◆ **The task**
Your task is to repeat the entries underneath exactly, minus the pictures.

** Start of Recorded data **

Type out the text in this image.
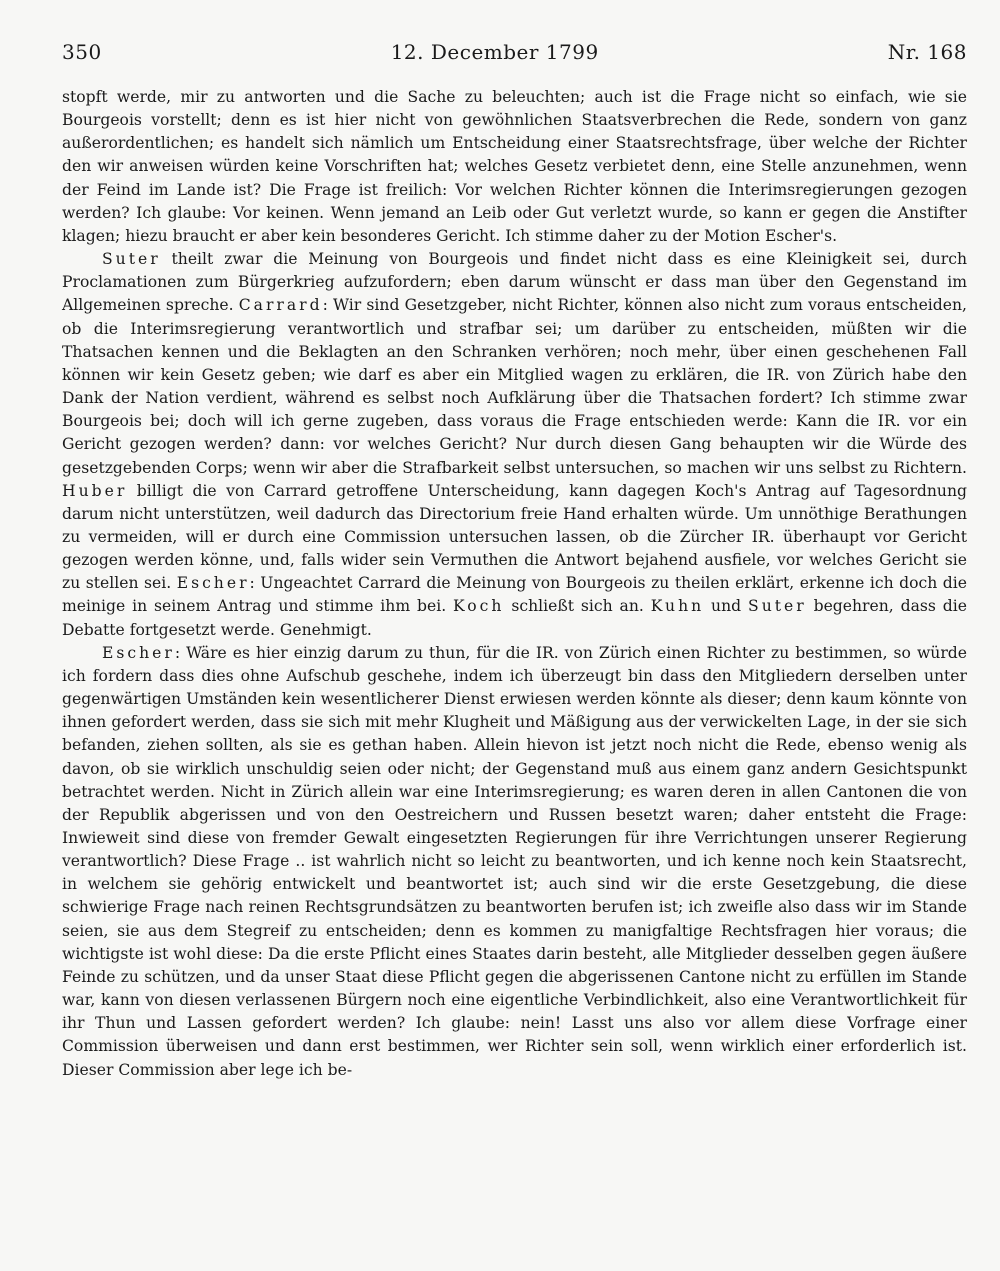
350	12. December 1799	Nr. 168

stopft werde, mir zu antworten und die Sache zu beleuchten; auch ist die Frage nicht so einfach, wie sie Bourgeois vorstellt; denn es ist hier nicht von gewöhnlichen Staatsverbrechen die Rede, sondern von ganz außerordentlichen; es handelt sich nämlich um Entscheidung einer Staatsrechtsfrage, über welche der Richter den wir anweisen würden keine Vorschriften hat; welches Gesetz verbietet denn, eine Stelle anzunehmen, wenn der Feind im Lande ist? Die Frage ist freilich: Vor welchen Richter können die Interimsregierungen gezogen werden? Ich glaube: Vor keinen. Wenn jemand an Leib oder Gut verletzt wurde, so kann er gegen die Anstifter klagen; hiezu braucht er aber kein besonderes Gericht. Ich stimme daher zu der Motion Escher's.

Suter theilt zwar die Meinung von Bourgeois und findet nicht dass es eine Kleinigkeit sei, durch Proclamationen zum Bürgerkrieg aufzufordern; eben darum wünscht er dass man über den Gegenstand im Allgemeinen spreche. Carrard: Wir sind Gesetzgeber, nicht Richter, können also nicht zum voraus entscheiden, ob die Interimsregierung verantwortlich und strafbar sei; um darüber zu entscheiden, müßten wir die Thatsachen kennen und die Beklagten an den Schranken verhören; noch mehr, über einen geschehenen Fall können wir kein Gesetz geben; wie darf es aber ein Mitglied wagen zu erklären, die IR. von Zürich habe den Dank der Nation verdient, während es selbst noch Aufklärung über die Thatsachen fordert? Ich stimme zwar Bourgeois bei; doch will ich gerne zugeben, dass voraus die Frage entschieden werde: Kann die IR. vor ein Gericht gezogen werden? dann: vor welches Gericht? Nur durch diesen Gang behaupten wir die Würde des gesetzgebenden Corps; wenn wir aber die Strafbarkeit selbst untersuchen, so machen wir uns selbst zu Richtern. Huber billigt die von Carrard getroffene Unterscheidung, kann dagegen Koch's Antrag auf Tagesordnung darum nicht unterstützen, weil dadurch das Directorium freie Hand erhalten würde. Um unnöthige Berathungen zu vermeiden, will er durch eine Commission untersuchen lassen, ob die Zürcher IR. überhaupt vor Gericht gezogen werden könne, und, falls wider sein Vermuthen die Antwort bejahend ausfiele, vor welches Gericht sie zu stellen sei. Escher: Ungeachtet Carrard die Meinung von Bourgeois zu theilen erklärt, erkenne ich doch die meinige in seinem Antrag und stimme ihm bei. Koch schließt sich an. Kuhn und Suter begehren, dass die Debatte fortgesetzt werde. Genehmigt.

Escher: Wäre es hier einzig darum zu thun, für die IR. von Zürich einen Richter zu bestimmen, so würde ich fordern dass dies ohne Aufschub geschehe, indem ich überzeugt bin dass den Mitgliedern derselben unter gegenwärtigen Umständen kein wesentlicherer Dienst erwiesen werden könnte als dieser; denn kaum könnte von ihnen gefordert werden, dass sie sich mit mehr Klugheit und Mäßigung aus der verwickelten Lage, in der sie sich befanden, ziehen sollten, als sie es gethan haben. Allein hievon ist jetzt noch nicht die Rede, ebenso wenig als davon, ob sie wirklich unschuldig seien oder nicht; der Gegenstand muß aus einem ganz andern Gesichtspunkt betrachtet werden. Nicht in Zürich allein war eine Interimsregierung; es waren deren in allen Cantonen die von der Republik abgerissen und von den Oestreichern und Russen besetzt waren; daher entsteht die Frage: Inwieweit sind diese von fremder Gewalt eingesetzten Regierungen für ihre Verrichtungen unserer Regierung verantwortlich? Diese Frage .. ist wahrlich nicht so leicht zu beantworten, und ich kenne noch kein Staatsrecht, in welchem sie gehörig entwickelt und beantwortet ist; auch sind wir die erste Gesetzgebung, die diese schwierige Frage nach reinen Rechtsgrundsätzen zu beantworten berufen ist; ich zweifle also dass wir im Stande seien, sie aus dem Stegreif zu entscheiden; denn es kommen zu manigfaltige Rechtsfragen hier voraus; die wichtigste ist wohl diese: Da die erste Pflicht eines Staates darin besteht, alle Mitglieder desselben gegen äußere Feinde zu schützen, und da unser Staat diese Pflicht gegen die abgerissenen Cantone nicht zu erfüllen im Stande war, kann von diesen verlassenen Bürgern noch eine eigentliche Verbindlichkeit, also eine Verantwortlichkeit für ihr Thun und Lassen gefordert werden? Ich glaube: nein! Lasst uns also vor allem diese Vorfrage einer Commission überweisen und dann erst bestimmen, wer Richter sein soll, wenn wirklich einer erforderlich ist. Dieser Commission aber lege ich be-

** End of Recorded data **

◆ **Output**
Type out the text in this image.
350	12. December 1799	Nr. 168

stopft werde, mir zu antworten und die Sache zu beleuchten; auch ist die Frage nicht so einfach, wie sie Bourgeois vorstellt; denn es ist hier nicht von gewöhnlichen Staatsverbrechen die Rede, sondern von ganz außerordentlichen; es handelt sich nämlich um Entscheidung einer Staatsrechtsfrage, über welche der Richter den wir anweisen würden keine Vorschriften hat; welches Gesetz verbietet denn, eine Stelle anzunehmen, wenn der Feind im Lande ist? Die Frage ist freilich: Vor welchen Richter können die Interimsregierungen gezogen werden? Ich glaube: Vor keinen. Wenn jemand an Leib oder Gut verletzt wurde, so kann er gegen die Anstifter klagen; hiezu braucht er aber kein besonderes Gericht. Ich stimme daher zu der Motion Escher's.

Suter theilt zwar die Meinung von Bourgeois und findet nicht dass es eine Kleinigkeit sei, durch Proclamationen zum Bürgerkrieg aufzufordern; eben darum wünscht er dass man über den Gegenstand im Allgemeinen spreche. Carrard: Wir sind Gesetzgeber, nicht Richter, können also nicht zum voraus entscheiden, ob die Interimsregierung verantwortlich und strafbar sei; um darüber zu entscheiden, müßten wir die Thatsachen kennen und die Beklagten an den Schranken verhören; noch mehr, über einen geschehenen Fall können wir kein Gesetz geben; wie darf es aber ein Mitglied wagen zu erklären, die IR. von Zürich habe den Dank der Nation verdient, während es selbst noch Aufklärung über die Thatsachen fordert? Ich stimme zwar Bourgeois bei; doch will ich gerne zugeben, dass voraus die Frage entschieden werde: Kann die IR. vor ein Gericht gezogen werden? dann: vor welches Gericht? Nur durch diesen Gang behaupten wir die Würde des gesetzgebenden Corps; wenn wir aber die Strafbarkeit selbst untersuchen, so machen wir uns selbst zu Richtern. Huber billigt die von Carrard getroffene Unterscheidung, kann dagegen Koch's Antrag auf Tagesordnung darum nicht unterstützen, weil dadurch das Directorium freie Hand erhalten würde. Um unnöthige Berathungen zu vermeiden, will er durch eine Commission untersuchen lassen, ob die Zürcher IR. überhaupt vor Gericht gezogen werden könne, und, falls wider sein Vermuthen die Antwort bejahend ausfiele, vor welches Gericht sie zu stellen sei. Escher: Ungeachtet Carrard die Meinung von Bourgeois zu theilen erklärt, erkenne ich doch die meinige in seinem Antrag und stimme ihm bei. Koch schließt sich an. Kuhn und Suter begehren, dass die Debatte fortgesetzt werde. Genehmigt.

Escher: Wäre es hier einzig darum zu thun, für die IR. von Zürich einen Richter zu bestimmen, so würde ich fordern dass dies ohne Aufschub geschehe, indem ich überzeugt bin dass den Mitgliedern derselben unter gegenwärtigen Umständen kein wesentlicherer Dienst erwiesen werden könnte als dieser; denn kaum könnte von ihnen gefordert werden, dass sie sich mit mehr Klugheit und Mäßigung aus der verwickelten Lage, in der sie sich befanden, ziehen sollten, als sie es gethan haben. Allein hievon ist jetzt noch nicht die Rede, ebenso wenig als davon, ob sie wirklich unschuldig seien oder nicht; der Gegenstand muß aus einem ganz andern Gesichtspunkt betrachtet werden. Nicht in Zürich allein war eine Interimsregierung; es waren deren in allen Cantonen die von der Republik abgerissen und von den Oestreichern und Russen besetzt waren; daher entsteht die Frage: Inwieweit sind diese von fremder Gewalt eingesetzten Regierungen für ihre Verrichtungen unserer Regierung verantwortlich? Diese Frage .. ist wahrlich nicht so leicht zu beantworten, und ich kenne noch kein Staatsrecht, in welchem sie gehörig entwickelt und beantwortet ist; auch sind wir die erste Gesetzgebung, die diese schwierige Frage nach reinen Rechtsgrundsätzen zu beantworten berufen ist; ich zweifle also dass wir im Stande seien, sie aus dem Stegreif zu entscheiden; denn es kommen zu manigfaltige Rechtsfragen hier voraus; die wichtigste ist wohl diese: Da die erste Pflicht eines Staates darin besteht, alle Mitglieder desselben gegen äußere Feinde zu schützen, und da unser Staat diese Pflicht gegen die abgerissenen Cantone nicht zu erfüllen im Stande war, kann von diesen verlassenen Bürgern noch eine eigentliche Verbindlichkeit, also eine Verantwortlichkeit für ihr Thun und Lassen gefordert werden? Ich glaube: nein! Lasst uns also vor allem diese Vorfrage einer Commission überweisen und dann erst bestimmen, wer Richter sein soll, wenn wirklich einer erforderlich ist. Dieser Commission aber lege ich be-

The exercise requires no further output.